Data listing

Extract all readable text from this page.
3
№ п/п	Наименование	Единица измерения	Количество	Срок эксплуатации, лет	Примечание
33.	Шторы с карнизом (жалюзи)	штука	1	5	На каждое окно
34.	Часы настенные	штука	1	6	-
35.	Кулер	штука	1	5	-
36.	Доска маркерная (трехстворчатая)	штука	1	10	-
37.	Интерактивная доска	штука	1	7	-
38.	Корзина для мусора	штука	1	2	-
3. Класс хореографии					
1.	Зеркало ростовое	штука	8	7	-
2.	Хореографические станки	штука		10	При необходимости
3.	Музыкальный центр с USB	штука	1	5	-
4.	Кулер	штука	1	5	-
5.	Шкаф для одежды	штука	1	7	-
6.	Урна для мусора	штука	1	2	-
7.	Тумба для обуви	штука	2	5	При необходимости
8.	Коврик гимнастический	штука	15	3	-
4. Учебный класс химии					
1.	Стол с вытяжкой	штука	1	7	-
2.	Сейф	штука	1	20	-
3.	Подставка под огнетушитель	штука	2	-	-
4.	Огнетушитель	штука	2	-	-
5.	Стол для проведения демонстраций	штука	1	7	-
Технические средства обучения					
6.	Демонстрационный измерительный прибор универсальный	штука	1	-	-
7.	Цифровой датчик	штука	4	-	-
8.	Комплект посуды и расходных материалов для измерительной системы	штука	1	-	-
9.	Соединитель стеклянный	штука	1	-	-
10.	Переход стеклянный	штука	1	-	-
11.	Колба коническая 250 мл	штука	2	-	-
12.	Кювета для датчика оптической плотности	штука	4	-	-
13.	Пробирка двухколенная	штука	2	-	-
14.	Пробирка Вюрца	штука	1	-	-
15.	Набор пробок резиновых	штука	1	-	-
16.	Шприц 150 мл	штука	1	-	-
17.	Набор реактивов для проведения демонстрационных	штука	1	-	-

Task to complete: Each line of the material must be restated exactly.

Written response:
Extract all readable text from this page.
3
№ п/п	Наименование	Единица измерения	Количество	Срок эксплуатации, лет	Примечание
33.	Шторы с карнизом (жалюзи)	штука	1	5	На каждое окно
34.	Часы настенные	штука	1	6	-
35.	Кулер	штука	1	5	-
36.	Доска маркерная (трехстворчатая)	штука	1	10	-
37.	Интерактивная доска	штука	1	7	-
38.	Корзина для мусора	штука	1	2	-
3. Класс хореографии					
1.	Зеркало ростовое	штука	8	7	-
2.	Хореографические станки	штука		10	При необходимости
3.	Музыкальный центр с USB	штука	1	5	-
4.	Кулер	штука	1	5	-
5.	Шкаф для одежды	штука	1	7	-
6.	Урна для мусора	штука	1	2	-
7.	Тумба для обуви	штука	2	5	При необходимости
8.	Коврик гимнастический	штука	15	3	-
4. Учебный класс химии					
1.	Стол с вытяжкой	штука	1	7	-
2.	Сейф	штука	1	20	-
3.	Подставка под огнетушитель	штука	2	-	-
4.	Огнетушитель	штука	2	-	-
5.	Стол для проведения демонстраций	штука	1	7	-
Технические средства обучения					
6.	Демонстрационный измерительный прибор универсальный	штука	1	-	-
7.	Цифровой датчик	штука	4	-	-
8.	Комплект посуды и расходных материалов для измерительной системы	штука	1	-	-
9.	Соединитель стеклянный	штука	1	-	-
10.	Переход стеклянный	штука	1	-	-
11.	Колба коническая 250 мл	штука	2	-	-
12.	Кювета для датчика оптической плотности	штука	4	-	-
13.	Пробирка двухколенная	штука	2	-	-
14.	Пробирка Вюрца	штука	1	-	-
15.	Набор пробок резиновых	штука	1	-	-
16.	Шприц 150 мл	штука	1	-	-
17.	Набор реактивов для проведения демонстрационных	штука	1	-	-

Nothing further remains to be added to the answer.